• [The problem] Count every line that holds the string "type", and report the number alone.

• [Record list]
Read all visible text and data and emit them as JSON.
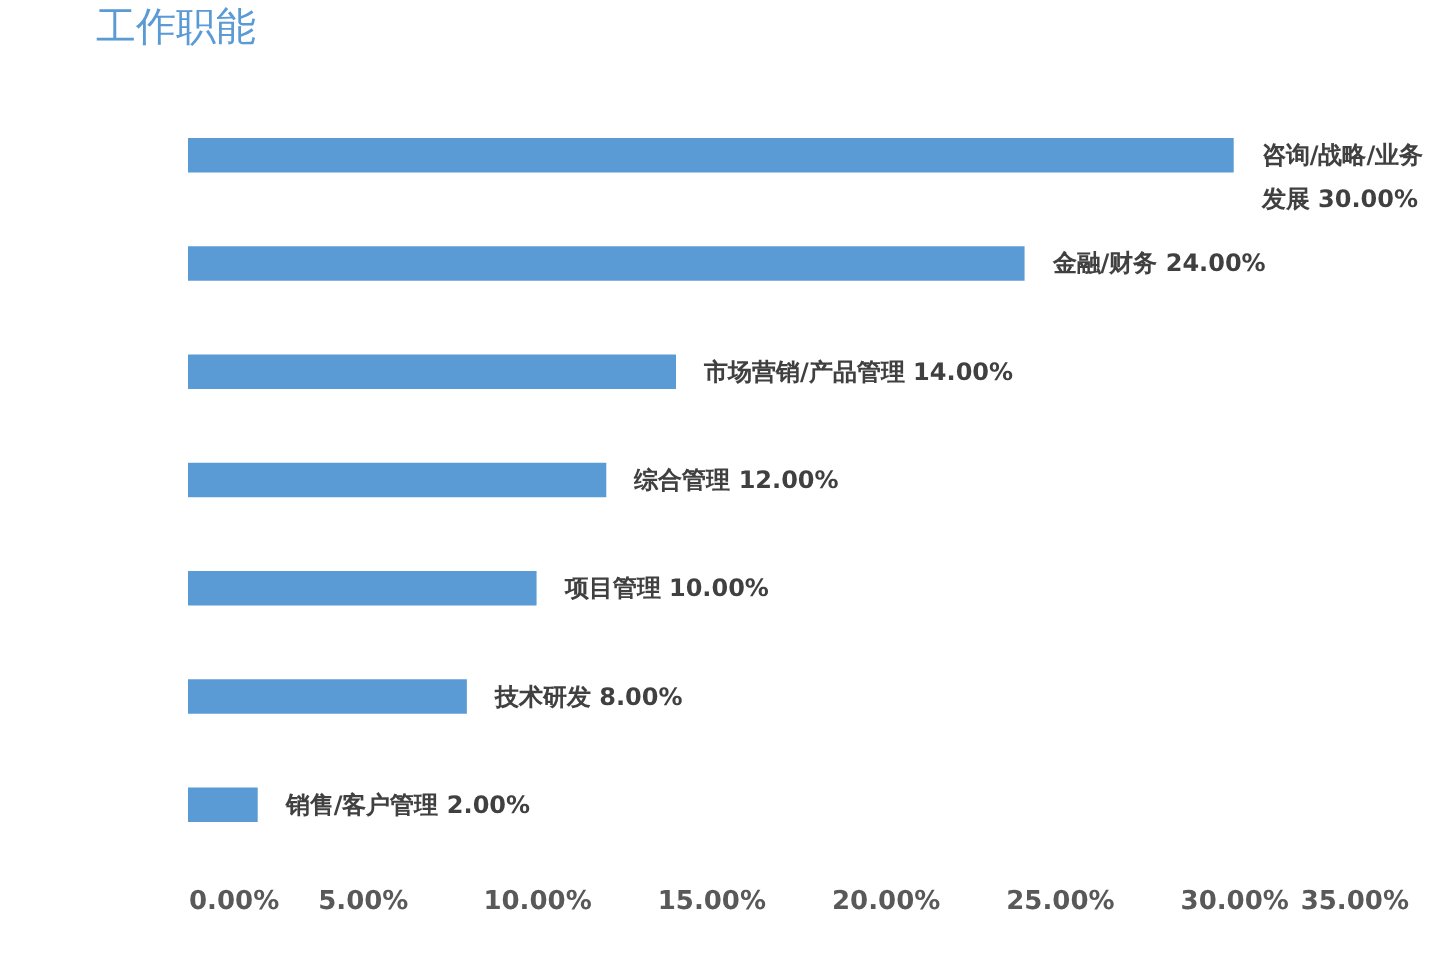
{
  "chart_data": {
    "type": "bar",
    "orientation": "horizontal",
    "title": "工作职能",
    "categories": [
      "咨询/战略/业务发展",
      "金融/财务",
      "市场营销/产品管理",
      "综合管理",
      "项目管理",
      "技术研发",
      "销售/客户管理"
    ],
    "values": [
      30,
      24,
      14,
      12,
      10,
      8,
      2
    ],
    "value_labels": [
      "30.00%",
      "24.00%",
      "14.00%",
      "12.00%",
      "10.00%",
      "8.00%",
      "2.00%"
    ],
    "color": "#5b9bd5",
    "xlim": [
      0,
      35
    ],
    "xticks": [
      {
        "value": 0,
        "label": "0.00%"
      },
      {
        "value": 5,
        "label": "5.00%"
      },
      {
        "value": 10,
        "label": "10.00%"
      },
      {
        "value": 15,
        "label": "15.00%"
      },
      {
        "value": 20,
        "label": "20.00%"
      },
      {
        "value": 25,
        "label": "25.00%"
      },
      {
        "value": 30,
        "label": "30.00%"
      },
      {
        "value": 35,
        "label": "35.00%"
      }
    ],
    "tick_labels": "x",
    "grid": false
  }
}
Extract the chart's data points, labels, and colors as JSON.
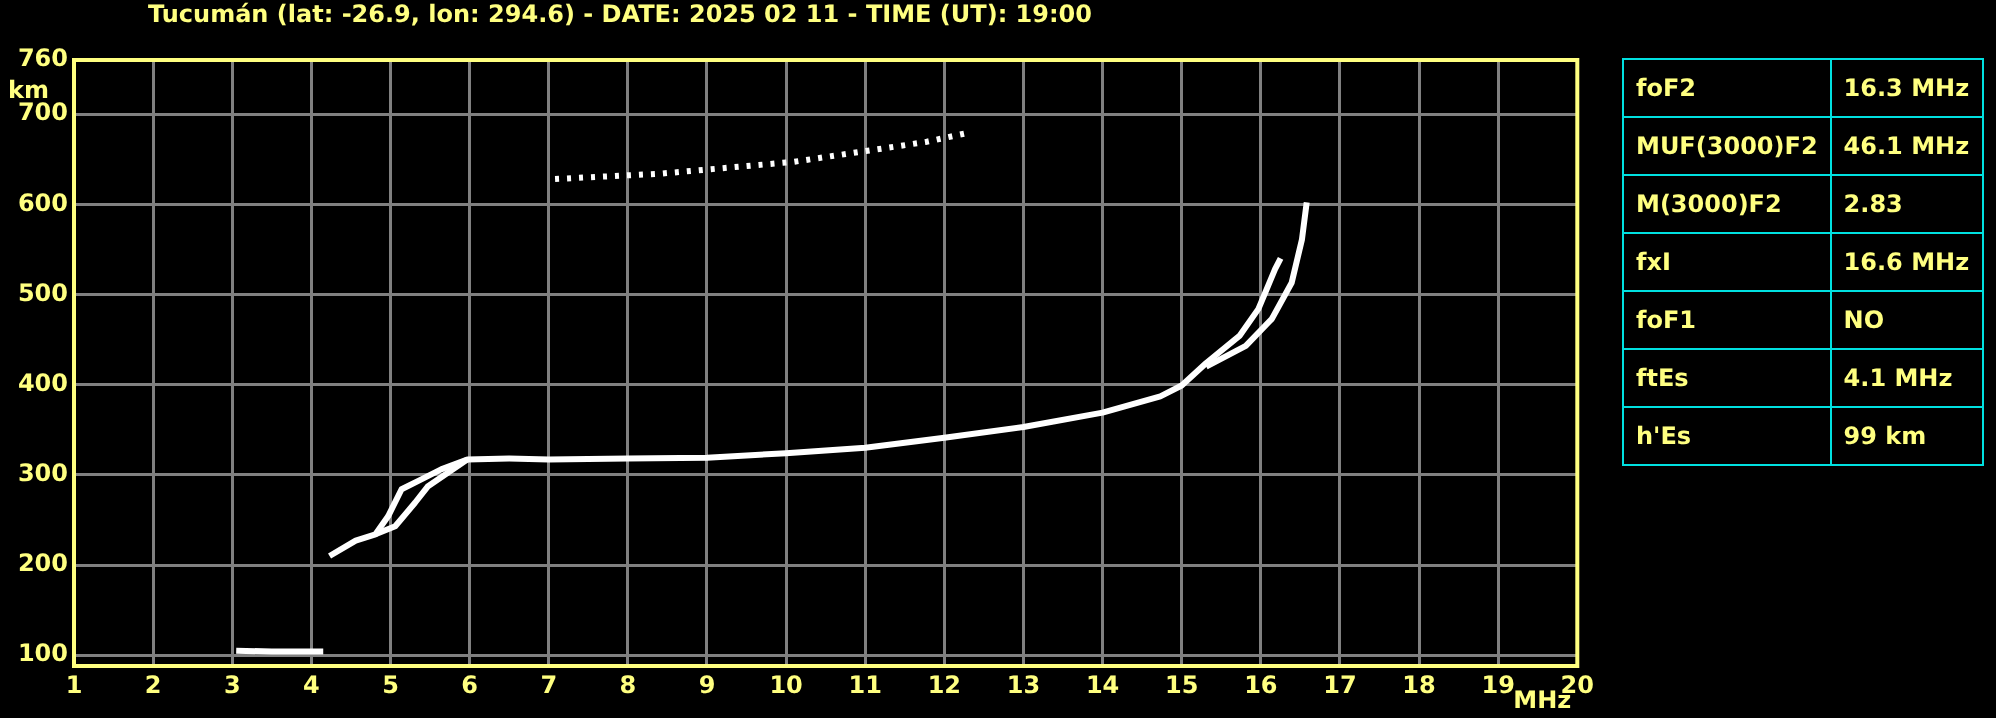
{
  "chart_data": {
    "type": "line",
    "title": "Tucumán (lat: -26.9, lon: 294.6) - DATE: 2025 02 11 - TIME (UT): 19:00",
    "xlabel": "MHz",
    "ylabel": "km",
    "series": [
      {
        "color": "#ffffff",
        "x": [
          3.05,
          3.5,
          4.15
        ],
        "values": [
          105,
          104,
          104
        ]
      },
      {
        "color": "#ffffff",
        "x": [
          4.23,
          4.56,
          4.81,
          4.97,
          5.14,
          5.39,
          5.64,
          5.97,
          6.5,
          7,
          8,
          9,
          10,
          11,
          12,
          13,
          14,
          14.73,
          15,
          15.31,
          15.73,
          15.97,
          16.18,
          16.25
        ],
        "values": [
          210,
          227,
          234,
          254,
          284,
          295,
          306,
          317,
          318,
          317,
          318,
          319,
          324,
          330,
          341,
          353,
          369,
          387,
          399,
          424,
          454,
          484,
          528,
          540
        ]
      },
      {
        "color": "#ffffff",
        "x": [
          4.81,
          5.06,
          5.31,
          5.47,
          5.72,
          5.97,
          10,
          15.31,
          15.81,
          16.14,
          16.39,
          16.52,
          16.58
        ],
        "values": [
          234,
          243,
          269,
          287,
          302,
          317,
          null,
          420,
          443,
          473,
          513,
          561,
          602
        ]
      },
      {
        "color": "#ffffff",
        "line_style": "dotted",
        "x": [
          7.08,
          8.42,
          10.09,
          11.76,
          12.34
        ],
        "values": [
          628,
          634,
          647,
          669,
          680
        ]
      }
    ],
    "xlim": [
      1,
      20
    ],
    "xticks": [
      1,
      2,
      3,
      4,
      5,
      6,
      7,
      8,
      9,
      10,
      11,
      12,
      13,
      14,
      15,
      16,
      17,
      18,
      19,
      20
    ],
    "ylim": [
      88,
      760
    ],
    "yticks": [
      100,
      200,
      300,
      400,
      500,
      600,
      700,
      760
    ],
    "grid": true,
    "annotations": [
      "foF2",
      "16.3 MHz",
      "MUF(3000)F2",
      "46.1 MHz",
      "M(3000)F2",
      "2.83",
      "fxI",
      "16.6 MHz",
      "foF1",
      "NO",
      "ftEs",
      "4.1 MHz",
      "h'Es",
      "99 km"
    ]
  }
}
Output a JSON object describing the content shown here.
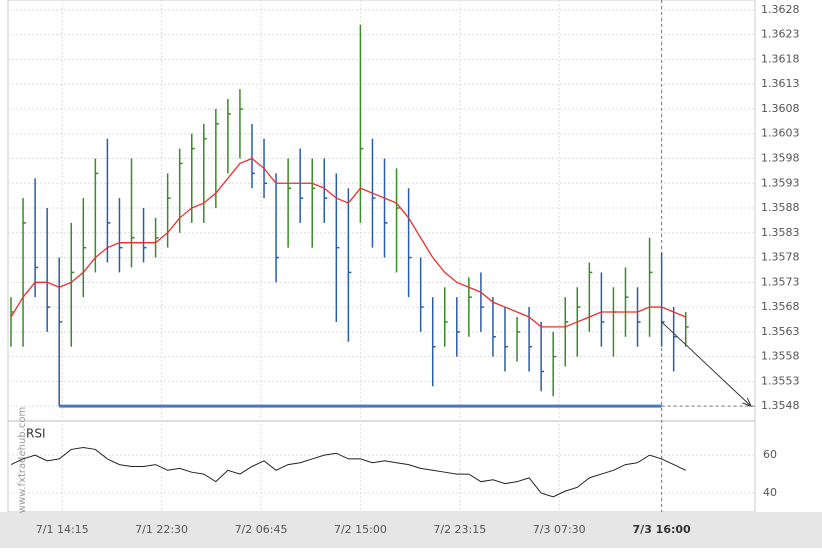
{
  "chart_data": [
    {
      "type": "ohlc",
      "watermark": "www.fxtradehub.com",
      "x": [
        10,
        11,
        12,
        13,
        14,
        15,
        16,
        17,
        18,
        19,
        20,
        21,
        22,
        23,
        24,
        25,
        26,
        27,
        28,
        29,
        30,
        31,
        32,
        33,
        34,
        35,
        36,
        37,
        38,
        39,
        40,
        41,
        42,
        43,
        44,
        45,
        46,
        47,
        48,
        49,
        50,
        51,
        52,
        53,
        54,
        55,
        56,
        57,
        58,
        59,
        60,
        61,
        62,
        63,
        64,
        65,
        66
      ],
      "high": [
        1.357,
        1.359,
        1.3594,
        1.3588,
        1.3578,
        1.3585,
        1.359,
        1.3598,
        1.3602,
        1.359,
        1.3598,
        1.3588,
        1.3586,
        1.3595,
        1.36,
        1.3603,
        1.3605,
        1.3608,
        1.361,
        1.3612,
        1.3605,
        1.3602,
        1.3595,
        1.3598,
        1.36,
        1.3598,
        1.3598,
        1.3595,
        1.3592,
        1.3625,
        1.3602,
        1.3598,
        1.3596,
        1.3592,
        1.3578,
        1.357,
        1.3572,
        1.357,
        1.3574,
        1.3575,
        1.357,
        1.3568,
        1.3566,
        1.3568,
        1.3565,
        1.3563,
        1.357,
        1.3572,
        1.3577,
        1.3575,
        1.3572,
        1.3576,
        1.3572,
        1.3582,
        1.3579,
        1.3568,
        1.3567
      ],
      "low": [
        1.356,
        1.356,
        1.357,
        1.3563,
        1.3548,
        1.356,
        1.357,
        1.3575,
        1.3577,
        1.3575,
        1.3576,
        1.3577,
        1.3578,
        1.358,
        1.3583,
        1.3585,
        1.3585,
        1.3588,
        1.3595,
        1.3598,
        1.3592,
        1.359,
        1.3573,
        1.358,
        1.3585,
        1.358,
        1.3585,
        1.3565,
        1.3561,
        1.3585,
        1.358,
        1.3578,
        1.3575,
        1.357,
        1.3563,
        1.3552,
        1.356,
        1.3558,
        1.3562,
        1.3563,
        1.3558,
        1.3555,
        1.3557,
        1.3555,
        1.3551,
        1.355,
        1.3556,
        1.3558,
        1.3563,
        1.356,
        1.3558,
        1.3562,
        1.356,
        1.3562,
        1.356,
        1.3555,
        1.356
      ],
      "close": [
        1.3567,
        1.3585,
        1.3576,
        1.3568,
        1.3565,
        1.3575,
        1.358,
        1.3595,
        1.3585,
        1.358,
        1.3582,
        1.358,
        1.3582,
        1.359,
        1.3597,
        1.36,
        1.3602,
        1.3605,
        1.3607,
        1.3608,
        1.3595,
        1.3593,
        1.3578,
        1.3592,
        1.359,
        1.3592,
        1.359,
        1.358,
        1.3575,
        1.36,
        1.359,
        1.3585,
        1.3588,
        1.3578,
        1.3568,
        1.356,
        1.3565,
        1.3563,
        1.357,
        1.3568,
        1.3562,
        1.356,
        1.3563,
        1.356,
        1.3555,
        1.3558,
        1.3565,
        1.3568,
        1.3575,
        1.3565,
        1.3567,
        1.357,
        1.3565,
        1.3575,
        1.3565,
        1.3562,
        1.3564
      ],
      "up_color": "#3a8a2a",
      "down_color": "#2a5ca8",
      "ma": {
        "color": "#e8312f",
        "values": [
          1.3566,
          1.357,
          1.3573,
          1.3573,
          1.3572,
          1.3573,
          1.3575,
          1.3578,
          1.358,
          1.3581,
          1.3581,
          1.3581,
          1.3581,
          1.3583,
          1.3586,
          1.3588,
          1.3589,
          1.3591,
          1.3594,
          1.3597,
          1.3598,
          1.3596,
          1.3593,
          1.3593,
          1.3593,
          1.3593,
          1.3592,
          1.359,
          1.3589,
          1.3592,
          1.3591,
          1.359,
          1.3589,
          1.3586,
          1.3582,
          1.3578,
          1.3575,
          1.3573,
          1.3572,
          1.3571,
          1.3569,
          1.3568,
          1.3567,
          1.3566,
          1.3564,
          1.3564,
          1.3564,
          1.3565,
          1.3566,
          1.3567,
          1.3567,
          1.3567,
          1.3567,
          1.3568,
          1.3568,
          1.3567,
          1.3566
        ]
      },
      "level": 1.3548,
      "level_from_x": 14,
      "level_color": "#4a78c0",
      "current_x": 64,
      "xlim": [
        9.75,
        71.75
      ],
      "xticks": [
        {
          "value": 14.25,
          "label": "7/1 14:15"
        },
        {
          "value": 22.5,
          "label": "7/1 22:30"
        },
        {
          "value": 30.75,
          "label": "7/2 06:45"
        },
        {
          "value": 39,
          "label": "7/2 15:00"
        },
        {
          "value": 47.25,
          "label": "7/2 23:15"
        },
        {
          "value": 55.5,
          "label": "7/3 07:30"
        },
        {
          "value": 64,
          "label": "7/3 16:00"
        }
      ],
      "ylim": [
        1.3545,
        1.363
      ],
      "yticks": [
        1.3628,
        1.3623,
        1.3618,
        1.3613,
        1.3608,
        1.3603,
        1.3598,
        1.3593,
        1.3588,
        1.3583,
        1.3578,
        1.3573,
        1.3568,
        1.3563,
        1.3558,
        1.3553,
        1.3548
      ],
      "grid": true
    },
    {
      "type": "line",
      "title": "RSI",
      "color": "#222222",
      "values": [
        55,
        58,
        60,
        57,
        58,
        63,
        64,
        63,
        58,
        55,
        54,
        54,
        55,
        52,
        53,
        51,
        50,
        46,
        52,
        50,
        54,
        57,
        52,
        55,
        56,
        58,
        60,
        61,
        58,
        58,
        56,
        57,
        56,
        55,
        53,
        52,
        51,
        50,
        50,
        46,
        47,
        45,
        46,
        48,
        40,
        38,
        41,
        43,
        48,
        50,
        52,
        55,
        56,
        60,
        58,
        55,
        52
      ],
      "ylim": [
        30,
        78
      ],
      "yticks": [
        60,
        40
      ]
    }
  ]
}
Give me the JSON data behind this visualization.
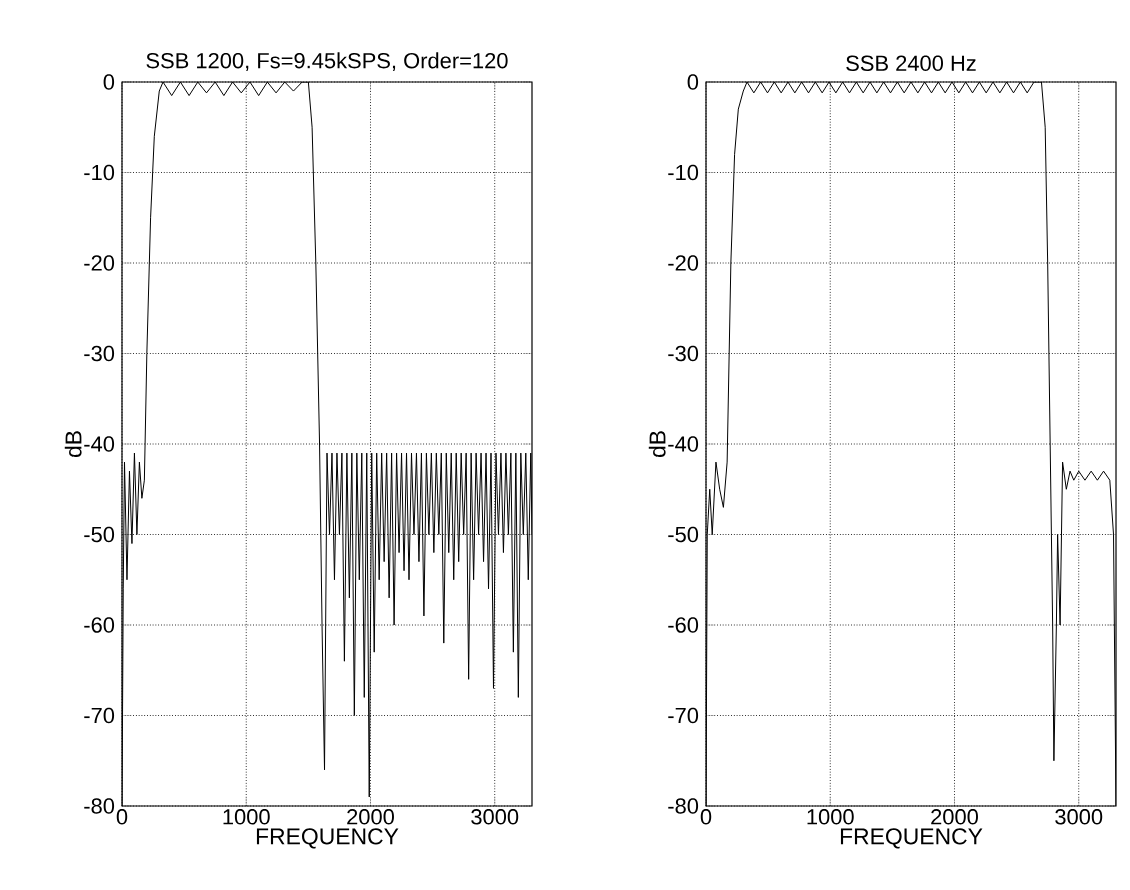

• [Response below] 4